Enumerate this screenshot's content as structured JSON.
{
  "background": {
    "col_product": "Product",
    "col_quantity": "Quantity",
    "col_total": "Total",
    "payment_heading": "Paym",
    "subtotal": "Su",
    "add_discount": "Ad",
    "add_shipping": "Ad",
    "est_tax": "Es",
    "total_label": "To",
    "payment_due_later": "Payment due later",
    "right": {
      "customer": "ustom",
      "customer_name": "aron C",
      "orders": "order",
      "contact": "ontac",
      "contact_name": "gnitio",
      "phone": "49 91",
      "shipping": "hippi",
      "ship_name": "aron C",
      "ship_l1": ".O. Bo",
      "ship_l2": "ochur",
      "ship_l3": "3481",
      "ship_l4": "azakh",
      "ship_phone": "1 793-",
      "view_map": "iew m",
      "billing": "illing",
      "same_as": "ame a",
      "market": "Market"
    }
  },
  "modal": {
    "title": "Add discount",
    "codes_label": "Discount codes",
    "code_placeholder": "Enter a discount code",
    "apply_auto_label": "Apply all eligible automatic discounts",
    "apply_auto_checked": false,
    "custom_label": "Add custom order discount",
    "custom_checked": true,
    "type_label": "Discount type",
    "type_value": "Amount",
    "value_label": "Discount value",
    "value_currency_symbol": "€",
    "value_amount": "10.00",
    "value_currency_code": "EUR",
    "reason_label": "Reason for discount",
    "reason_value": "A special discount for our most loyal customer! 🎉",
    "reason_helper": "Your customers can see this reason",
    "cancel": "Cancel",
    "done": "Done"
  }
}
-=-=-=-=-
TASK BRIEF:
Please reproduce all of the entries exactly as they stand.

THE REPLY:
Enumerate this screenshot's content as structured JSON.
{
  "background": {
    "col_product": "Product",
    "col_quantity": "Quantity",
    "col_total": "Total",
    "payment_heading": "Paym",
    "subtotal": "Su",
    "add_discount": "Ad",
    "add_shipping": "Ad",
    "est_tax": "Es",
    "total_label": "To",
    "payment_due_later": "Payment due later",
    "right": {
      "customer": "ustom",
      "customer_name": "aron C",
      "orders": "order",
      "contact": "ontac",
      "contact_name": "gnitio",
      "phone": "49 91",
      "shipping": "hippi",
      "ship_name": "aron C",
      "ship_l1": ".O. Bo",
      "ship_l2": "ochur",
      "ship_l3": "3481",
      "ship_l4": "azakh",
      "ship_phone": "1 793-",
      "view_map": "iew m",
      "billing": "illing",
      "same_as": "ame a",
      "market": "Market"
    }
  },
  "modal": {
    "title": "Add discount",
    "codes_label": "Discount codes",
    "code_placeholder": "Enter a discount code",
    "apply_auto_label": "Apply all eligible automatic discounts",
    "apply_auto_checked": false,
    "custom_label": "Add custom order discount",
    "custom_checked": true,
    "type_label": "Discount type",
    "type_value": "Amount",
    "value_label": "Discount value",
    "value_currency_symbol": "€",
    "value_amount": "10.00",
    "value_currency_code": "EUR",
    "reason_label": "Reason for discount",
    "reason_value": "A special discount for our most loyal customer! 🎉",
    "reason_helper": "Your customers can see this reason",
    "cancel": "Cancel",
    "done": "Done"
  }
}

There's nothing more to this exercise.